#### Problem:
Print every entry, word for word, and skip the images.

::::::::

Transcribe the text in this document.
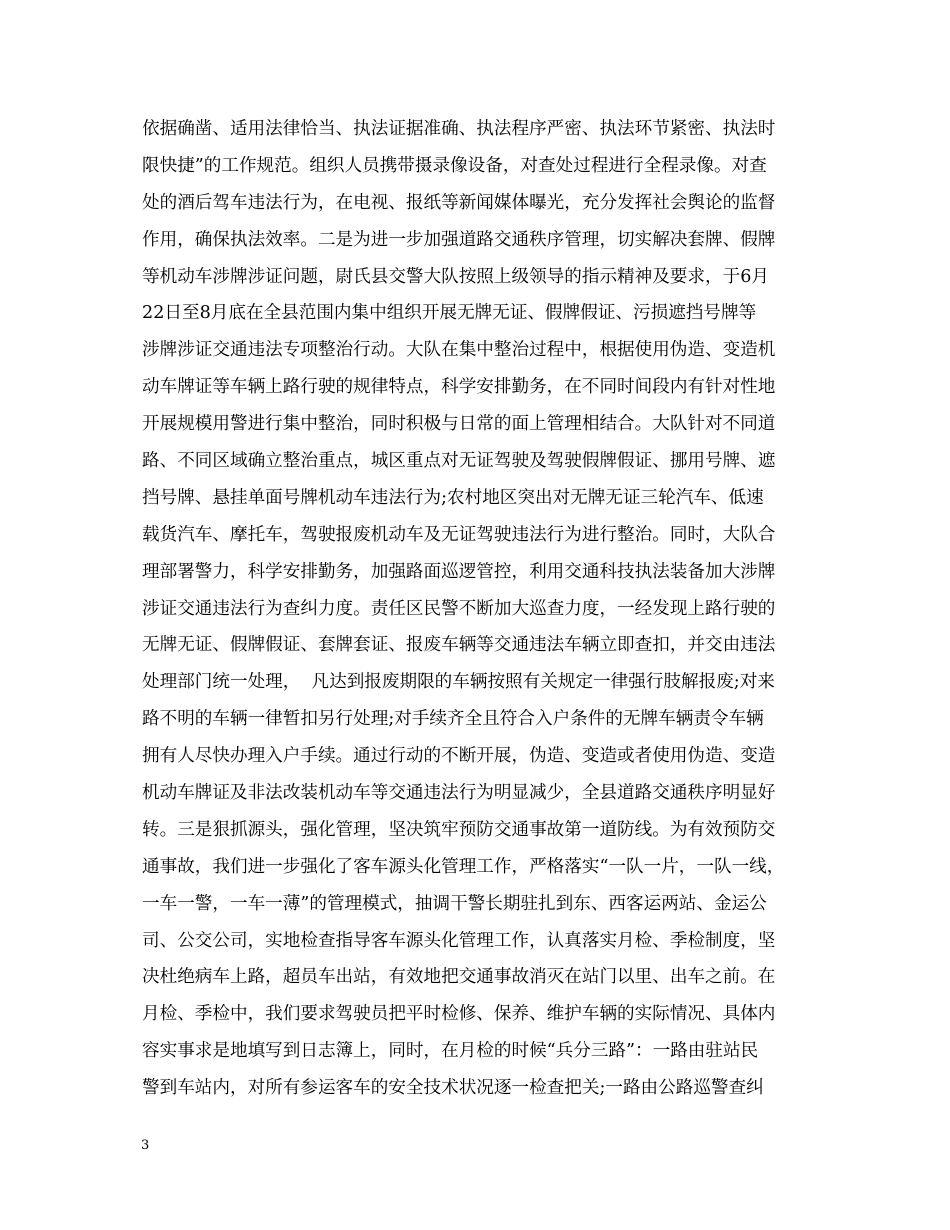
依据确凿、适用法律恰当、执法证据准确、执法程序严密、执法环节紧密、执法时
限快捷”的工作规范。组织人员携带摄录像设备，对查处过程进行全程录像。对查
处的酒后驾车违法行为，在电视、报纸等新闻媒体曝光，充分发挥社会舆论的监督
作用，确保执法效率。二是为进一步加强道路交通秩序管理，切实解决套牌、假牌
等机动车涉牌涉证问题，尉氏县交警大队按照上级领导的指示精神及要求，于6月
22日至8月底在全县范围内集中组织开展无牌无证、假牌假证、污损遮挡号牌等
涉牌涉证交通违法专项整治行动。大队在集中整治过程中，根据使用伪造、变造机
动车牌证等车辆上路行驶的规律特点，科学安排勤务，在不同时间段内有针对性地
开展规模用警进行集中整治，同时积极与日常的面上管理相结合。大队针对不同道
路、不同区域确立整治重点，城区重点对无证驾驶及驾驶假牌假证、挪用号牌、遮
挡号牌、悬挂单面号牌机动车违法行为;农村地区突出对无牌无证三轮汽车、低速
载货汽车、摩托车，驾驶报废机动车及无证驾驶违法行为进行整治。同时，大队合
理部署警力，科学安排勤务，加强路面巡逻管控，利用交通科技执法装备加大涉牌
涉证交通违法行为查纠力度。责任区民警不断加大巡查力度，一经发现上路行驶的
无牌无证、假牌假证、套牌套证、报废车辆等交通违法车辆立即查扣，并交由违法
处理部门统一处理，  凡达到报废期限的车辆按照有关规定一律强行肢解报废;对来
路不明的车辆一律暂扣另行处理;对手续齐全且符合入户条件的无牌车辆责令车辆
拥有人尽快办理入户手续。通过行动的不断开展，伪造、变造或者使用伪造、变造
机动车牌证及非法改装机动车等交通违法行为明显减少，全县道路交通秩序明显好
转。三是狠抓源头，强化管理，坚决筑牢预防交通事故第一道防线。为有效预防交
通事故，我们进一步强化了客车源头化管理工作，严格落实“一队一片，一队一线，
一车一警，一车一薄”的管理模式，抽调干警长期驻扎到东、西客运两站、金运公
司、公交公司，实地检查指导客车源头化管理工作，认真落实月检、季检制度，坚
决杜绝病车上路，超员车出站，有效地把交通事故消灭在站门以里、出车之前。在
月检、季检中，我们要求驾驶员把平时检修、保养、维护车辆的实际情况、具体内
容实事求是地填写到日志簿上，同时，在月检的时候“兵分三路”：一路由驻站民
警到车站内，对所有参运客车的安全技术状况逐一检查把关;一路由公路巡警查纠
3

::::::::

#### Result:
Transcribe the text in this document.
依据确凿、适用法律恰当、执法证据准确、执法程序严密、执法环节紧密、执法时
限快捷”的工作规范。组织人员携带摄录像设备，对查处过程进行全程录像。对查
处的酒后驾车违法行为，在电视、报纸等新闻媒体曝光，充分发挥社会舆论的监督
作用，确保执法效率。二是为进一步加强道路交通秩序管理，切实解决套牌、假牌
等机动车涉牌涉证问题，尉氏县交警大队按照上级领导的指示精神及要求，于6月
22日至8月底在全县范围内集中组织开展无牌无证、假牌假证、污损遮挡号牌等
涉牌涉证交通违法专项整治行动。大队在集中整治过程中，根据使用伪造、变造机
动车牌证等车辆上路行驶的规律特点，科学安排勤务，在不同时间段内有针对性地
开展规模用警进行集中整治，同时积极与日常的面上管理相结合。大队针对不同道
路、不同区域确立整治重点，城区重点对无证驾驶及驾驶假牌假证、挪用号牌、遮
挡号牌、悬挂单面号牌机动车违法行为;农村地区突出对无牌无证三轮汽车、低速
载货汽车、摩托车，驾驶报废机动车及无证驾驶违法行为进行整治。同时，大队合
理部署警力，科学安排勤务，加强路面巡逻管控，利用交通科技执法装备加大涉牌
涉证交通违法行为查纠力度。责任区民警不断加大巡查力度，一经发现上路行驶的
无牌无证、假牌假证、套牌套证、报废车辆等交通违法车辆立即查扣，并交由违法
处理部门统一处理，  凡达到报废期限的车辆按照有关规定一律强行肢解报废;对来
路不明的车辆一律暂扣另行处理;对手续齐全且符合入户条件的无牌车辆责令车辆
拥有人尽快办理入户手续。通过行动的不断开展，伪造、变造或者使用伪造、变造
机动车牌证及非法改装机动车等交通违法行为明显减少，全县道路交通秩序明显好
转。三是狠抓源头，强化管理，坚决筑牢预防交通事故第一道防线。为有效预防交
通事故，我们进一步强化了客车源头化管理工作，严格落实“一队一片，一队一线，
一车一警，一车一薄”的管理模式，抽调干警长期驻扎到东、西客运两站、金运公
司、公交公司，实地检查指导客车源头化管理工作，认真落实月检、季检制度，坚
决杜绝病车上路，超员车出站，有效地把交通事故消灭在站门以里、出车之前。在
月检、季检中，我们要求驾驶员把平时检修、保养、维护车辆的实际情况、具体内
容实事求是地填写到日志簿上，同时，在月检的时候“兵分三路”：一路由驻站民
警到车站内，对所有参运客车的安全技术状况逐一检查把关;一路由公路巡警查纠
3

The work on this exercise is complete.